=== Section Start ===
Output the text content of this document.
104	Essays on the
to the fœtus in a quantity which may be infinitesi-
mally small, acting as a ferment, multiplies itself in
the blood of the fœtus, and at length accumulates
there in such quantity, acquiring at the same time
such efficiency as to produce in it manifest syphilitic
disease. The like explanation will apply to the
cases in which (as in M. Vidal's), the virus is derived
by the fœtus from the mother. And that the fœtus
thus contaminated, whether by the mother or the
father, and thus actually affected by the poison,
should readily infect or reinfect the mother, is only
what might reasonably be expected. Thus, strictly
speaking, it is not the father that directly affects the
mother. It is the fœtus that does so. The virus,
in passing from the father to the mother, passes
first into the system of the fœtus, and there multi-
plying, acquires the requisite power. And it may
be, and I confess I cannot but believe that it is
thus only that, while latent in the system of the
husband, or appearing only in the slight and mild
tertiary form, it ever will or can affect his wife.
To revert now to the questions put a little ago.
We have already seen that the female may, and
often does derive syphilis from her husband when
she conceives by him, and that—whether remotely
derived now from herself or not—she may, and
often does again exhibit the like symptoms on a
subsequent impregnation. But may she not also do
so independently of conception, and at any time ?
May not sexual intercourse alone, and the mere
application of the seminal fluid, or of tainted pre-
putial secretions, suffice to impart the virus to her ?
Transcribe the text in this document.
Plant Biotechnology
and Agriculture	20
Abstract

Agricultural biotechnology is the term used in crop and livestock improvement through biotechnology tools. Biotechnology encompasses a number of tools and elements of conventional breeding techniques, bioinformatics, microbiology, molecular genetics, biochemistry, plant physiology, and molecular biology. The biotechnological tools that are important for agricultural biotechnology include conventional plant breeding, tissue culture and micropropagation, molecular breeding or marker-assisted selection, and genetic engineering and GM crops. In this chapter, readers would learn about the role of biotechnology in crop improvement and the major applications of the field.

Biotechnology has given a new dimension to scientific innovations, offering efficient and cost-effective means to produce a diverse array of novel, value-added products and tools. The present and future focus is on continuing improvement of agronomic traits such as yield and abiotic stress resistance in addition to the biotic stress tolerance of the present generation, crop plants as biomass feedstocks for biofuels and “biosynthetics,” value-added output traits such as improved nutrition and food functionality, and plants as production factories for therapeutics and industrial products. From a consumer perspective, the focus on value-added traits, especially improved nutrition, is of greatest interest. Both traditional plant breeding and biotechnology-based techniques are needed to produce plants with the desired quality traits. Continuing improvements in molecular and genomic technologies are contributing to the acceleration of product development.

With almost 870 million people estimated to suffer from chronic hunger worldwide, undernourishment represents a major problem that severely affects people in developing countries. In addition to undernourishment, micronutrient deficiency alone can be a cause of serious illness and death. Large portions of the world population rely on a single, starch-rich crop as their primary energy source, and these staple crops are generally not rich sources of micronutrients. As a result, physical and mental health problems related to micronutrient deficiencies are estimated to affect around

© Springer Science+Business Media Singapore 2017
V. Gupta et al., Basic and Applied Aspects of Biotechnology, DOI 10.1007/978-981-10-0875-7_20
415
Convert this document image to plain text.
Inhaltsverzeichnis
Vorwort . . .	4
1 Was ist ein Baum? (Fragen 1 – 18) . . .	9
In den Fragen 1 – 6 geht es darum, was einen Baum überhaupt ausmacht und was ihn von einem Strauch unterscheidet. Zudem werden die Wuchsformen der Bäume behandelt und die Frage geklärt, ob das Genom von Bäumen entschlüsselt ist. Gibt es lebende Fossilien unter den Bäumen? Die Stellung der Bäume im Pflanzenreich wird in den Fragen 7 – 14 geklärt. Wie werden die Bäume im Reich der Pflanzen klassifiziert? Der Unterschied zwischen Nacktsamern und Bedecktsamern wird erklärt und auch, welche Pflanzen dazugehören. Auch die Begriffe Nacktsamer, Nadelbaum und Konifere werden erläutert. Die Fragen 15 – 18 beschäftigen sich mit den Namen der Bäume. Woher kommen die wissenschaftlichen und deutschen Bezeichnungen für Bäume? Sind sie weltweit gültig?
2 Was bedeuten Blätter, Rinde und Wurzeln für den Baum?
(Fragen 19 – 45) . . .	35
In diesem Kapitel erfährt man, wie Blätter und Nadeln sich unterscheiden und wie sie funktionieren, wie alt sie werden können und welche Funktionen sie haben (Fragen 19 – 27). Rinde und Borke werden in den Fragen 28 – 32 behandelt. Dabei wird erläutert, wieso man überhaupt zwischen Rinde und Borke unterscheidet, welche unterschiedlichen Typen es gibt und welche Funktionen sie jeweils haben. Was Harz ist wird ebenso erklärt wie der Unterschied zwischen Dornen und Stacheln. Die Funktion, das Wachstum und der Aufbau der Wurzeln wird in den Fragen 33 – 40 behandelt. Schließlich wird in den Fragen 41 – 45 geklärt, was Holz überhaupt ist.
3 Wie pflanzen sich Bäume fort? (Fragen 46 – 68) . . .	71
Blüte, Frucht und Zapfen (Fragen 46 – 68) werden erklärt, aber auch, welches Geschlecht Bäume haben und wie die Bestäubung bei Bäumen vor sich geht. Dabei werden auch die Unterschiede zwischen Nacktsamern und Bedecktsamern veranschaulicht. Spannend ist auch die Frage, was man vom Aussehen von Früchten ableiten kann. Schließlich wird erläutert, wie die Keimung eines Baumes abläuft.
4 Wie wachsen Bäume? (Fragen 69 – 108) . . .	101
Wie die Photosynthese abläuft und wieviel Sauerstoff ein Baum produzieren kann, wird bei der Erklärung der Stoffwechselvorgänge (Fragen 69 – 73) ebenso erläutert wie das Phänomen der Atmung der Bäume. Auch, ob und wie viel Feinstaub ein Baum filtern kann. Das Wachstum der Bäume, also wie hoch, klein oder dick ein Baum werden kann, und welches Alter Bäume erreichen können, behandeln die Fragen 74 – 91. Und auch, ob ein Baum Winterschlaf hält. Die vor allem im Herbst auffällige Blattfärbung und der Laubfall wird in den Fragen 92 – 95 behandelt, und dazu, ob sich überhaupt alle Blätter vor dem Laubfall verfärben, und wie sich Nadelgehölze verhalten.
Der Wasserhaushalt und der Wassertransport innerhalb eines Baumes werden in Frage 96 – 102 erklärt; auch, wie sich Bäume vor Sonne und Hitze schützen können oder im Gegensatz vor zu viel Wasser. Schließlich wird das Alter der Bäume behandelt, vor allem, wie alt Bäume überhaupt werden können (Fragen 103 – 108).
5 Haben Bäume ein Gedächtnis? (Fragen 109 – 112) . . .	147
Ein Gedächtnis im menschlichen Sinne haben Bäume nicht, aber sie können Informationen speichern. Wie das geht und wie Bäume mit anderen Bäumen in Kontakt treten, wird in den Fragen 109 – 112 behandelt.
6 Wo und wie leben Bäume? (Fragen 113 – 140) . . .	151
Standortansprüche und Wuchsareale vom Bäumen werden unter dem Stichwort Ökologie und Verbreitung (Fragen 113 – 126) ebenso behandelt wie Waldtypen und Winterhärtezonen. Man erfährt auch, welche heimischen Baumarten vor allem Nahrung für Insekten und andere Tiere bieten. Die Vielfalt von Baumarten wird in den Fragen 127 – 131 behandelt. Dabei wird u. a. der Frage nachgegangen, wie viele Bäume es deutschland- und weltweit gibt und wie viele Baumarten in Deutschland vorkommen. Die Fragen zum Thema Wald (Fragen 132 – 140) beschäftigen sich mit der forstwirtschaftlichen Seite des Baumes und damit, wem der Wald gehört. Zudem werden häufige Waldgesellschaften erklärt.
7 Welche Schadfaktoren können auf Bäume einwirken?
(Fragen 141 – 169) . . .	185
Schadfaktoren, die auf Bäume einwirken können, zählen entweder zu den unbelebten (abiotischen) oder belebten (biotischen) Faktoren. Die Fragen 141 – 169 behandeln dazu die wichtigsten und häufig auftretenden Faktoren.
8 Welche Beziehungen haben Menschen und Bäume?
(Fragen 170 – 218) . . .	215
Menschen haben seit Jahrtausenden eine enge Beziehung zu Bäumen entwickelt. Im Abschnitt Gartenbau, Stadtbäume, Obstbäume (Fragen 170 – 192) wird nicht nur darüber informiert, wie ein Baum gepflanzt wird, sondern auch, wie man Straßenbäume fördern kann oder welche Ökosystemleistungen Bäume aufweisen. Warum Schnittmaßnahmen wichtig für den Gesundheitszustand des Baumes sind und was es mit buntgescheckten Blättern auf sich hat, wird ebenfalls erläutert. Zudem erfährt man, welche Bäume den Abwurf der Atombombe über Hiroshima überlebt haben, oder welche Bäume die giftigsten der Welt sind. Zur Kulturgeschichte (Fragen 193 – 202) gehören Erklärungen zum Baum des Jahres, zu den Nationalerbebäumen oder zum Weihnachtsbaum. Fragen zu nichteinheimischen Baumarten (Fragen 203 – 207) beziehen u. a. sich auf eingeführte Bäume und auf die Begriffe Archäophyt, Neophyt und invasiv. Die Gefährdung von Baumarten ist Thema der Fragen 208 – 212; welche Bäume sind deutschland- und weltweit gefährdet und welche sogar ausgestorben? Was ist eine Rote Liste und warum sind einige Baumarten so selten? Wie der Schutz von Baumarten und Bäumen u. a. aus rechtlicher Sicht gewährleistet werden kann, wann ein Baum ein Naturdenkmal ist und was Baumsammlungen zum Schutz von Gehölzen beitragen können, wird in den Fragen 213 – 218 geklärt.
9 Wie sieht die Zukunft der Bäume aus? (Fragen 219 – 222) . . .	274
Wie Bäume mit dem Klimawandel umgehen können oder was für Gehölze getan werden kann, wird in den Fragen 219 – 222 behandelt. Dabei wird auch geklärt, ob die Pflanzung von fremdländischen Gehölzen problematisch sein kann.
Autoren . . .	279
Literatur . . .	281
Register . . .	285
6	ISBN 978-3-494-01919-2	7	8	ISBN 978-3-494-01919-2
=== Section End ===
# Problem statement:
Copy every line of the data above in which the string "eines" appears.

# Final answer:
Blüte, Frucht und Zapfen (Fragen 46 – 68) werden erklärt, aber auch, welches Geschlecht Bäume haben und wie die Bestäubung bei Bäumen vor sich geht. Dabei werden auch die Unterschiede zwischen Nacktsamern und Bedecktsamern veranschaulicht. Spannend ist auch die Frage, was man vom Aussehen von Früchten ableiten kann. Schließlich wird erläutert, wie die Keimung eines Baumes abläuft.
Der Wasserhaushalt und der Wassertransport innerhalb eines Baumes werden in Frage 96 – 102 erklärt; auch, wie sich Bäume vor Sonne und Hitze schützen können oder im Gegensatz vor zu viel Wasser. Schließlich wird das Alter der Bäume behandelt, vor allem, wie alt Bäume überhaupt werden können (Fragen 103 – 108).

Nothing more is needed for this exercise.